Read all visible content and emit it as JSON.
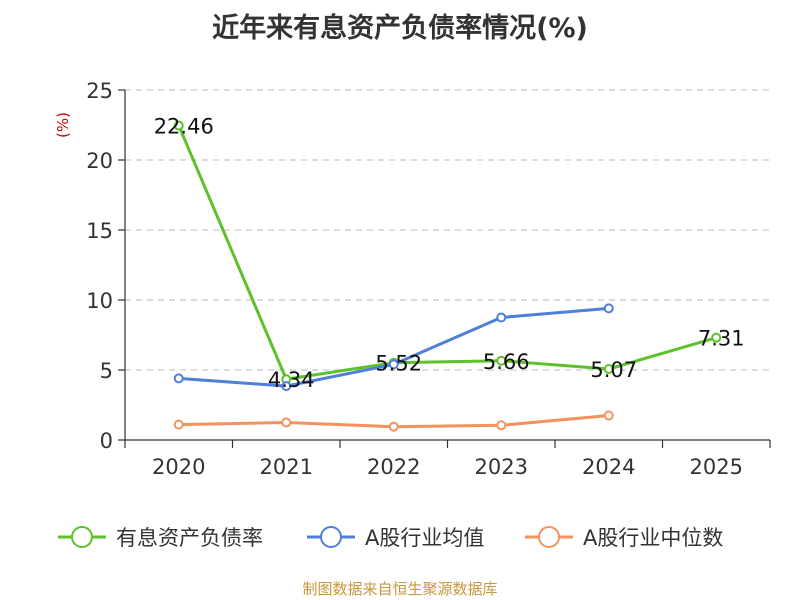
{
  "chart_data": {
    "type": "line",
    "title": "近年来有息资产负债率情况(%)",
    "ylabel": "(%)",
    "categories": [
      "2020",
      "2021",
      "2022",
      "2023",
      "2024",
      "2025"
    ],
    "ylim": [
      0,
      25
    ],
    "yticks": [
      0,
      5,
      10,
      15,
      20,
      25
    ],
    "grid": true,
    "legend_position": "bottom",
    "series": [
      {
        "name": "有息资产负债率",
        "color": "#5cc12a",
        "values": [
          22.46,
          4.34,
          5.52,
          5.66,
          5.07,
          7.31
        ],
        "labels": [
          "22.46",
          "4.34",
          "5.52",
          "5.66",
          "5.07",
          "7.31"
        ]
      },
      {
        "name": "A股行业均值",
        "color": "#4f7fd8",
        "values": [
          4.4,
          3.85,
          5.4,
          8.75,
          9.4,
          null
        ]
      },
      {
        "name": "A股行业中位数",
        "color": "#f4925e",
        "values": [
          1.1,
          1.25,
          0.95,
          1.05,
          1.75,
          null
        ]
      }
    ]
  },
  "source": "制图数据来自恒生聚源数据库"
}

...

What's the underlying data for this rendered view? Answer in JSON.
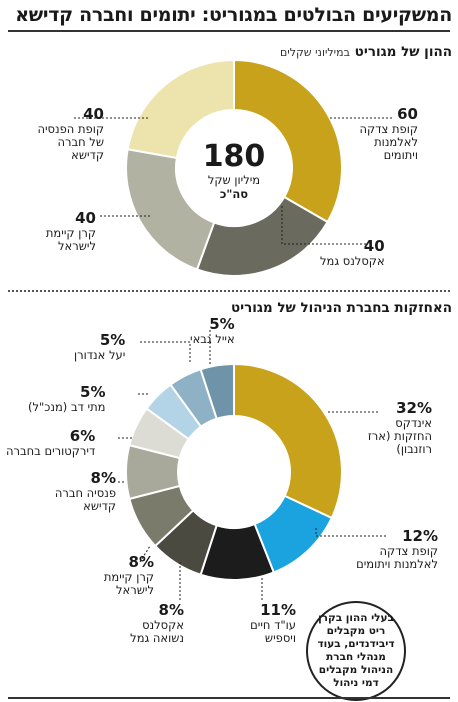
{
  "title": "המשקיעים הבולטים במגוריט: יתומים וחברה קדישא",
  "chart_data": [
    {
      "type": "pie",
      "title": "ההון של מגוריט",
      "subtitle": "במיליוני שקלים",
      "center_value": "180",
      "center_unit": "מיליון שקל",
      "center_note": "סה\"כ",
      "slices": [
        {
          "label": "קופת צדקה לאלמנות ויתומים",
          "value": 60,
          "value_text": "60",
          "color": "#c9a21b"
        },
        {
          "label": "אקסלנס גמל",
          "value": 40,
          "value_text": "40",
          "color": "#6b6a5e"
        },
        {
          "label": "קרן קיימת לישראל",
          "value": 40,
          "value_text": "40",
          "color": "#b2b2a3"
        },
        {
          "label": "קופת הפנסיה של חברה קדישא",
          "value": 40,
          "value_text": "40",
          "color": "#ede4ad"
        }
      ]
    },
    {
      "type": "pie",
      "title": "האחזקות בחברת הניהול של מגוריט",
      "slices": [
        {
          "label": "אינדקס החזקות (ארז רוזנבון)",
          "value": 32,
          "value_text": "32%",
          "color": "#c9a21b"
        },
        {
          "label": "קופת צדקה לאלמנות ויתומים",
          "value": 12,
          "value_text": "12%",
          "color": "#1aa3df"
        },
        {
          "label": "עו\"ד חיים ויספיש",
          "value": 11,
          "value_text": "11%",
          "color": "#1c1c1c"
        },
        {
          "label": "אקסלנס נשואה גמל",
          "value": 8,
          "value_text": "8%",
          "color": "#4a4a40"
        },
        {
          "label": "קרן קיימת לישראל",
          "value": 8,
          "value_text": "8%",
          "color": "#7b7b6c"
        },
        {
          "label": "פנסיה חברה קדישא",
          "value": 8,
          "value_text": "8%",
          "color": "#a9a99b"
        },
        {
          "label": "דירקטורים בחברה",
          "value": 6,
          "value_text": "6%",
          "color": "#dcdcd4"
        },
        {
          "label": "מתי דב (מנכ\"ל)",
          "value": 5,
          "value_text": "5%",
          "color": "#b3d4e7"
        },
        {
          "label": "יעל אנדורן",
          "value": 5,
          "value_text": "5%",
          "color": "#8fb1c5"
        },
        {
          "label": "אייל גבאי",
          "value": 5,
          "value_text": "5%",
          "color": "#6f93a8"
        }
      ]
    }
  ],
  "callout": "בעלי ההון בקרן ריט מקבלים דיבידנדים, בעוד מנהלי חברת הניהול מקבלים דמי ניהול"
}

▶ [Your objective]: Select all lines with the word "JSON" from the entries above.

▶ [Output for this exercise]:
Read all visible content and emit it as JSON.
What's the underlying data for this rendered view? Answer in JSON.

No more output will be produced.